##### Records shown #####

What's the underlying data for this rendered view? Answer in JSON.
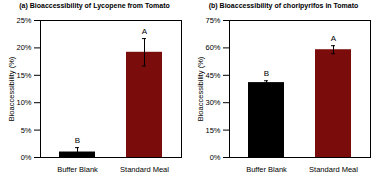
{
  "chart_data": [
    {
      "type": "bar",
      "title": "(a) Bioaccessibility of Lycopene from Tomato",
      "y_label": "Bioaccessibility (%)",
      "categories": [
        "Buffer Blank",
        "Standard Meal"
      ],
      "values": [
        1,
        19.2
      ],
      "errors": [
        0.8,
        2.5
      ],
      "annotations": [
        "B",
        "A"
      ],
      "colors": [
        "#000000",
        "#7b0c0c"
      ],
      "ylim": [
        0,
        25
      ],
      "yticks": [
        {
          "value": 0,
          "label": "0%"
        },
        {
          "value": 5,
          "label": "5%"
        },
        {
          "value": 10,
          "label": "10%"
        },
        {
          "value": 15,
          "label": "15%"
        },
        {
          "value": 20,
          "label": "20%"
        },
        {
          "value": 25,
          "label": "25%"
        }
      ]
    },
    {
      "type": "bar",
      "title": "(b) Bioaccessibility of choripyrifos in Tomato",
      "y_label": "Bioaccessibility (%)",
      "categories": [
        "Buffer Blank",
        "Standard Meal"
      ],
      "values": [
        41,
        59
      ],
      "errors": [
        1,
        2.2
      ],
      "annotations": [
        "B",
        "A"
      ],
      "colors": [
        "#000000",
        "#7b0c0c"
      ],
      "ylim": [
        0,
        75
      ],
      "yticks": [
        {
          "value": 0,
          "label": "0%"
        },
        {
          "value": 15,
          "label": "15%"
        },
        {
          "value": 30,
          "label": "30%"
        },
        {
          "value": 45,
          "label": "45%"
        },
        {
          "value": 60,
          "label": "60%"
        },
        {
          "value": 75,
          "label": "75%"
        }
      ]
    }
  ]
}
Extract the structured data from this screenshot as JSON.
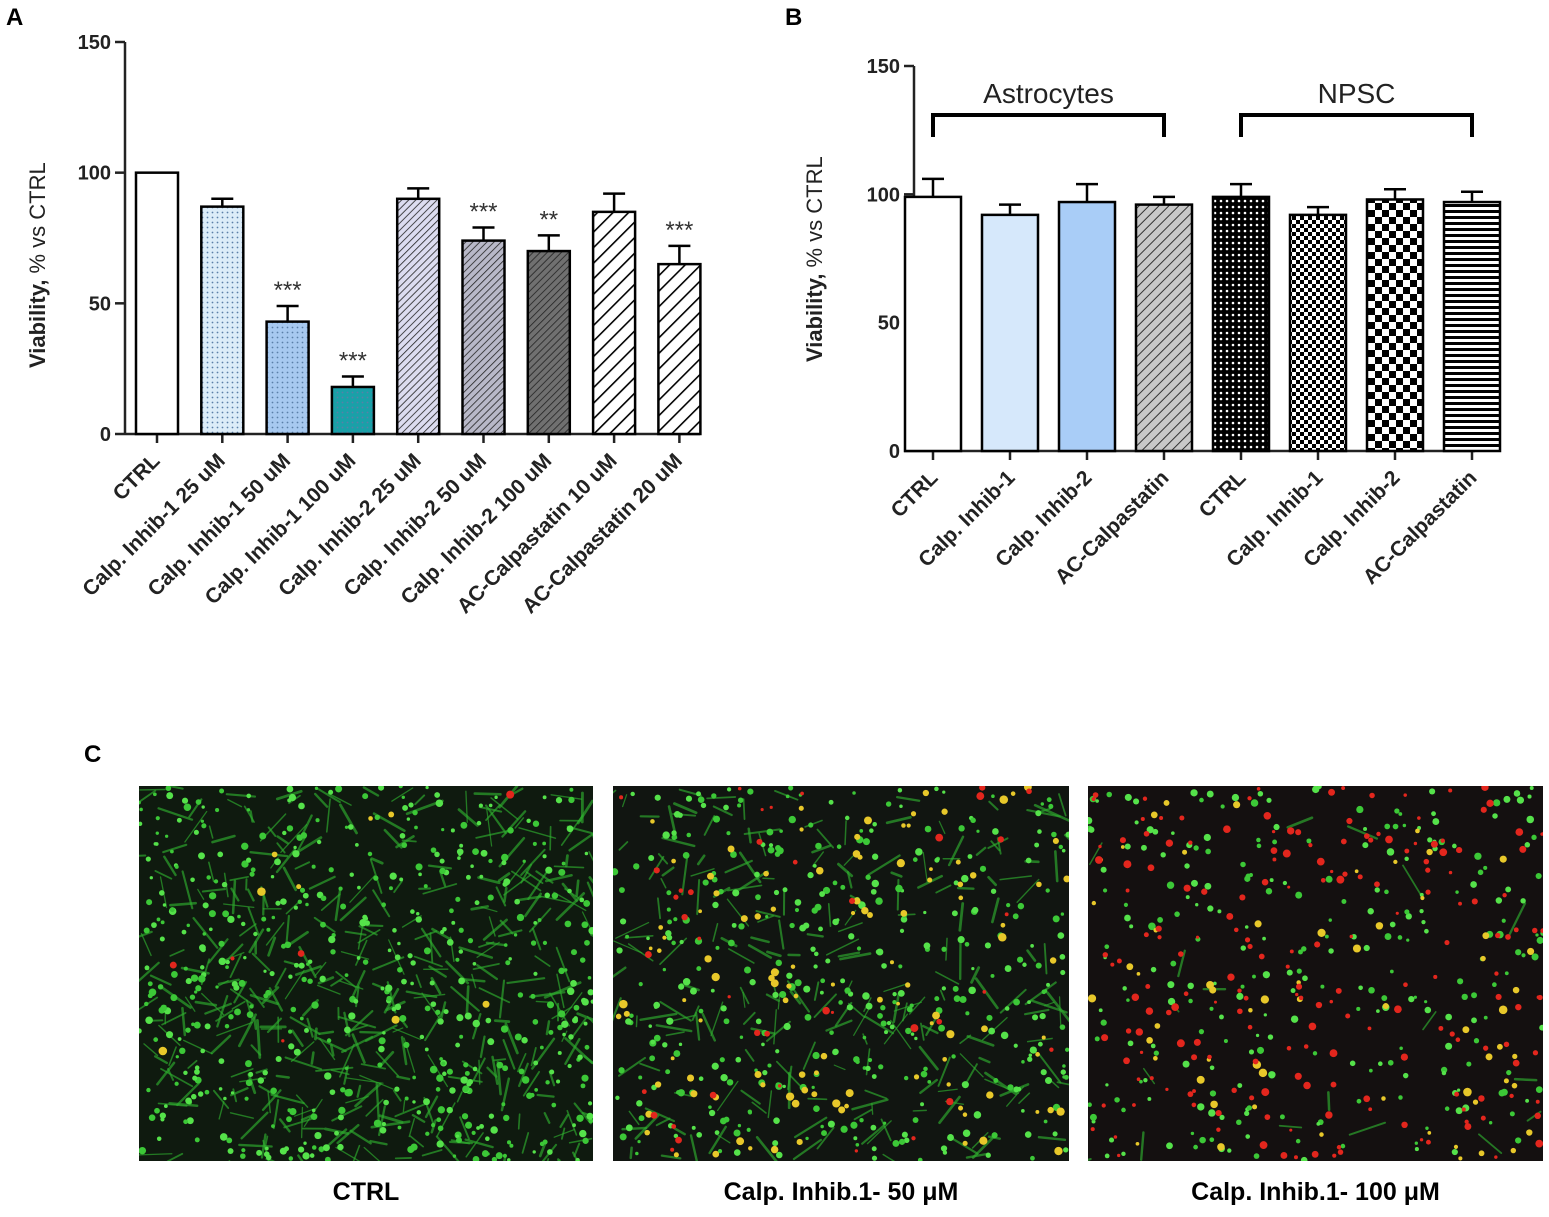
{
  "panels": {
    "a": "A",
    "b": "B",
    "c": "C"
  },
  "chart_data": [
    {
      "type": "bar",
      "panel": "A",
      "ylabel_bold": "Viability,",
      "ylabel_rest": "% vs CTRL",
      "ylim": [
        0,
        150
      ],
      "yticks": [
        0,
        50,
        100,
        150
      ],
      "categories": [
        "CTRL",
        "Calp. Inhib-1 25 uM",
        "Calp. Inhib-1 50 uM",
        "Calp. Inhib-1 100 uM",
        "Calp. Inhib-2 25 uM",
        "Calp. Inhib-2 50 uM",
        "Calp. Inhib-2 100 uM",
        "AC-Calpastatin 10 uM",
        "AC-Calpastatin 20 uM"
      ],
      "values": [
        100,
        87,
        43,
        18,
        90,
        74,
        70,
        85,
        65
      ],
      "errors": [
        0,
        3,
        6,
        4,
        4,
        5,
        6,
        7,
        7
      ],
      "significance": [
        "",
        "",
        "***",
        "***",
        "",
        "***",
        "**",
        "",
        "***"
      ],
      "fills": [
        "white",
        "#dcecf8",
        "#a7c9f0",
        "#1aa0a8",
        "#dcdcf0",
        "#b8b8c8",
        "#707070",
        "white",
        "white"
      ],
      "patterns": [
        "none",
        "dots",
        "dots",
        "dots",
        "diag-dense",
        "diag-dense",
        "diag-dense",
        "diag-wide",
        "diag-wide"
      ],
      "grid": false
    },
    {
      "type": "bar",
      "panel": "B",
      "ylabel_bold": "Viability,",
      "ylabel_rest": "% vs CTRL",
      "ylim": [
        0,
        150
      ],
      "yticks": [
        0,
        50,
        100,
        150
      ],
      "categories": [
        "CTRL",
        "Calp. Inhib-1",
        "Calp. Inhib-2",
        "AC-Calpastatin",
        "CTRL",
        "Calp. Inhib-1",
        "Calp. Inhib-2",
        "AC-Calpastatin"
      ],
      "values": [
        99,
        92,
        97,
        96,
        99,
        92,
        98,
        97
      ],
      "errors": [
        7,
        4,
        7,
        3,
        5,
        3,
        4,
        4
      ],
      "fills": [
        "white",
        "#d6e8fb",
        "#a9cdf7",
        "#c8c8c8",
        "#000000",
        "white",
        "white",
        "white"
      ],
      "patterns": [
        "none",
        "none",
        "none",
        "diag",
        "dots-white",
        "checker-small",
        "checker-large",
        "hstripes"
      ],
      "groups": [
        {
          "label": "Astrocytes",
          "start": 0,
          "end": 3
        },
        {
          "label": "NPSC",
          "start": 4,
          "end": 7
        }
      ],
      "grid": false
    }
  ],
  "micrographs": {
    "captions": [
      "CTRL",
      "Calp. Inhib.1- 50 μM",
      "Calp. Inhib.1- 100 μM"
    ]
  }
}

#####

**Given problem**
Collect each line above holding the string "from".

**The result**
      "title": "(a) Bioaccessibility of Lycopene from Tomato",
Extract the structured data from this screenshot as JSON.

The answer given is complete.